* BEGIN *

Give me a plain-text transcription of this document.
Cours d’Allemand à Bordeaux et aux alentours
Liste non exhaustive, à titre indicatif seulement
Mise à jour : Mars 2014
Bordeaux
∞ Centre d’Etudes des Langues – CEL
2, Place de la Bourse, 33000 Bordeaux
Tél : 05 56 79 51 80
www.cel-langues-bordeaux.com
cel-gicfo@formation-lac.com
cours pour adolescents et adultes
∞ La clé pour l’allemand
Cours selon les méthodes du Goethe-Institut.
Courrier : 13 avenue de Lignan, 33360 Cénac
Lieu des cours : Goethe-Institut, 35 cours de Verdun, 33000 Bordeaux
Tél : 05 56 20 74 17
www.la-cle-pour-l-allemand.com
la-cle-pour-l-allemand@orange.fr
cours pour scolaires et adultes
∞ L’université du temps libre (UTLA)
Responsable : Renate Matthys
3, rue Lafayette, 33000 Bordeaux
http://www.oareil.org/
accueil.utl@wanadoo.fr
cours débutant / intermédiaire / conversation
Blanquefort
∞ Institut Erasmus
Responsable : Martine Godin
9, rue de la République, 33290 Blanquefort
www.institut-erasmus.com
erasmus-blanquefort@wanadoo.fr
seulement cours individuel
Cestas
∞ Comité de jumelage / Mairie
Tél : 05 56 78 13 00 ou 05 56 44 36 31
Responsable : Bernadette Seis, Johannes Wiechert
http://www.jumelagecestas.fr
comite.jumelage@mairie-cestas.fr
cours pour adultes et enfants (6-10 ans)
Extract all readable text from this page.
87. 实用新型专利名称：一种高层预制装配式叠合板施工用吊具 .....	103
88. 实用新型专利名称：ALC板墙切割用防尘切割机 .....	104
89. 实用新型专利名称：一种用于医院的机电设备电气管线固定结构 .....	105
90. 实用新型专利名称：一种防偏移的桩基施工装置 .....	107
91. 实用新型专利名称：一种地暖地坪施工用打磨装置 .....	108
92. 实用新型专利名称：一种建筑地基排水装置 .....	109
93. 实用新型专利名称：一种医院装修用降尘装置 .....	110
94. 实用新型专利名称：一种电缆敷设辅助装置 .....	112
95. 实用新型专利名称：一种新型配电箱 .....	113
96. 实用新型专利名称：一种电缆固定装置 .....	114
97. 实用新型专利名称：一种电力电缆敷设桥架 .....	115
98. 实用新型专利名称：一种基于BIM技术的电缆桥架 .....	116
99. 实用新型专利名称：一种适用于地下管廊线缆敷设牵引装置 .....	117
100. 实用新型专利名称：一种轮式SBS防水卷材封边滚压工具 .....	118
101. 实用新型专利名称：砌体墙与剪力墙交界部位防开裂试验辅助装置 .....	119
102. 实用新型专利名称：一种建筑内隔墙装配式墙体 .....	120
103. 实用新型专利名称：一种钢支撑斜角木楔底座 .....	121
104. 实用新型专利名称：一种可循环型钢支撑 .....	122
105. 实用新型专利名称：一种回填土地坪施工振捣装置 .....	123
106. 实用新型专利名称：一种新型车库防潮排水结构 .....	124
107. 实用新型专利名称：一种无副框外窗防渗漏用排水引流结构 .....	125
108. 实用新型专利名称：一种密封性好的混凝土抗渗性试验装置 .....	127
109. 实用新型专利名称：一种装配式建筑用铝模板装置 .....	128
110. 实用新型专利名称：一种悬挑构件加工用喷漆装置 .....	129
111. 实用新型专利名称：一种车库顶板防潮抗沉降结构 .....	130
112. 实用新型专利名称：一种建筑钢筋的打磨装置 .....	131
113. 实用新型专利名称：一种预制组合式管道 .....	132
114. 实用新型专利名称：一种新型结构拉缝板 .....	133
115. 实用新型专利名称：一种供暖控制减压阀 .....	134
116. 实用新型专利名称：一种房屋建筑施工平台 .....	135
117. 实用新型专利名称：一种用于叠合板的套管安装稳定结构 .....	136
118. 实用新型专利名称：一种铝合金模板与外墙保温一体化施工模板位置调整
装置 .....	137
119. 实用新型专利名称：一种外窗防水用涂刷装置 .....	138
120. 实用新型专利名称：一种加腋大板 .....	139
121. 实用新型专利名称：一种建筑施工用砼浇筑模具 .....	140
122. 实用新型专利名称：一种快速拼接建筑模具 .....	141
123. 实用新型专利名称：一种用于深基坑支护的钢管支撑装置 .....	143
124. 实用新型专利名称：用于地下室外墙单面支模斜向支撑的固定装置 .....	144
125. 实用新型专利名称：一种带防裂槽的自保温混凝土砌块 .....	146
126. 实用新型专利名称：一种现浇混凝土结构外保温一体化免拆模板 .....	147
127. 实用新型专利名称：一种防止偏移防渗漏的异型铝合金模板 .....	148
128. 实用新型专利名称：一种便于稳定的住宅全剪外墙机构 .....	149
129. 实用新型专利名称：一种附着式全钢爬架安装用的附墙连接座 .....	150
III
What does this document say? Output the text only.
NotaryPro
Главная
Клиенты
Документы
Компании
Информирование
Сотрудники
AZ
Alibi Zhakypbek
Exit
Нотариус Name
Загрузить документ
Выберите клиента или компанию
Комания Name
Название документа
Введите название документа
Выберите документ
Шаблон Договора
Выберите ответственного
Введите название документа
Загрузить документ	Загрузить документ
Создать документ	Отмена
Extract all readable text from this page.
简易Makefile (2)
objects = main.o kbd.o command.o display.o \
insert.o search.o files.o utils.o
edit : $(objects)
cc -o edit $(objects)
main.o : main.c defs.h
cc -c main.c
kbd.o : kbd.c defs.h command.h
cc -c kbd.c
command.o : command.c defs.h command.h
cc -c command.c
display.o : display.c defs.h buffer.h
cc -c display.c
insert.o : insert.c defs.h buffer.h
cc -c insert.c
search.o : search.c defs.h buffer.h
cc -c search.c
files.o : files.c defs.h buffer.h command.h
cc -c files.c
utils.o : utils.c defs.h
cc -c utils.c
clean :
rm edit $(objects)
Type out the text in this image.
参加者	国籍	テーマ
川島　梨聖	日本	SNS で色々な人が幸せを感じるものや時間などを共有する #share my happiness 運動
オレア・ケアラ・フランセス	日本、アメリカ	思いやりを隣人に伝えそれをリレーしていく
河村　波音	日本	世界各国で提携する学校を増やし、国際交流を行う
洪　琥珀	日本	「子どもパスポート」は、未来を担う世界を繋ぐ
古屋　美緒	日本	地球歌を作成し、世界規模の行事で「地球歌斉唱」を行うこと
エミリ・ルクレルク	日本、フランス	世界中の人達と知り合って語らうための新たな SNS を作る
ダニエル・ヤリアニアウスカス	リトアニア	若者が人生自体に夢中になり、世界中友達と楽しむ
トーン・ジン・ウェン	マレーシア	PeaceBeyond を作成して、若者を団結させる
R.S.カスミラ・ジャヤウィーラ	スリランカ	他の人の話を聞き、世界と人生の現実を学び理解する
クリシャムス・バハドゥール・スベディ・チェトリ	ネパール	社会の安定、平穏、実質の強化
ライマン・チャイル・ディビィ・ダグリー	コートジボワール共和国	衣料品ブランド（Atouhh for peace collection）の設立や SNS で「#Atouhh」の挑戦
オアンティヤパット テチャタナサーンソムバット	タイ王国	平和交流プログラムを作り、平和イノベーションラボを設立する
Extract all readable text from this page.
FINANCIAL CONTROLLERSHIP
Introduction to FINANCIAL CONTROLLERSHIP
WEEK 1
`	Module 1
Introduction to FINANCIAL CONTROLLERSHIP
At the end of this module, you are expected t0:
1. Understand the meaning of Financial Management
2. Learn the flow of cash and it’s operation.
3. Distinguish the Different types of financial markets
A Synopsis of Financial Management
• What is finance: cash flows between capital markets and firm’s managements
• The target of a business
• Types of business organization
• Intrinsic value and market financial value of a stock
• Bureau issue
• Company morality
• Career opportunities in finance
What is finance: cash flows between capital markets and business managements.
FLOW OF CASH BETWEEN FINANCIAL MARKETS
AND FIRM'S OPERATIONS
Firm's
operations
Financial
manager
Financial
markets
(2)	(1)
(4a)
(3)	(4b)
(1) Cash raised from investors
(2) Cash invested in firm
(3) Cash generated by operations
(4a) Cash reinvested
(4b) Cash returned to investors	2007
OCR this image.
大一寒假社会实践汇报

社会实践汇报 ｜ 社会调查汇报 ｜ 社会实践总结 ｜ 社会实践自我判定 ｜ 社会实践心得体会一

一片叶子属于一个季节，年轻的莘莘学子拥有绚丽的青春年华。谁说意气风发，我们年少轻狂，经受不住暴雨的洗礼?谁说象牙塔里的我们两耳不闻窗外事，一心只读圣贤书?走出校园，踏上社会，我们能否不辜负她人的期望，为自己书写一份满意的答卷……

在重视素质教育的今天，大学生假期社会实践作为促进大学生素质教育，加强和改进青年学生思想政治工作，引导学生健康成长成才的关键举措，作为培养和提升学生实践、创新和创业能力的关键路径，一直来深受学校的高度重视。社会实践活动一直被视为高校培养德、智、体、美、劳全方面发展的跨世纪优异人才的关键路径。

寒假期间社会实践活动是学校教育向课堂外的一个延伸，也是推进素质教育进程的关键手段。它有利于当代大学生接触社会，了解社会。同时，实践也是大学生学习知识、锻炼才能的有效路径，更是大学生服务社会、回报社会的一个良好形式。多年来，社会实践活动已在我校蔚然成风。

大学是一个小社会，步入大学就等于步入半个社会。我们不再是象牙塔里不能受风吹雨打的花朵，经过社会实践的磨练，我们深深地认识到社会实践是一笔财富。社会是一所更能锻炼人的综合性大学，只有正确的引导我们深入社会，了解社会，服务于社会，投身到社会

* END *

● Set exercise
Every line holding "defs" should be copied out.

● Reply to the exercise
main.o : main.c defs.h
kbd.o : kbd.c defs.h command.h
command.o : command.c defs.h command.h
display.o : display.c defs.h buffer.h
insert.o : insert.c defs.h buffer.h
search.o : search.c defs.h buffer.h
files.o : files.c defs.h buffer.h command.h
utils.o : utils.c defs.h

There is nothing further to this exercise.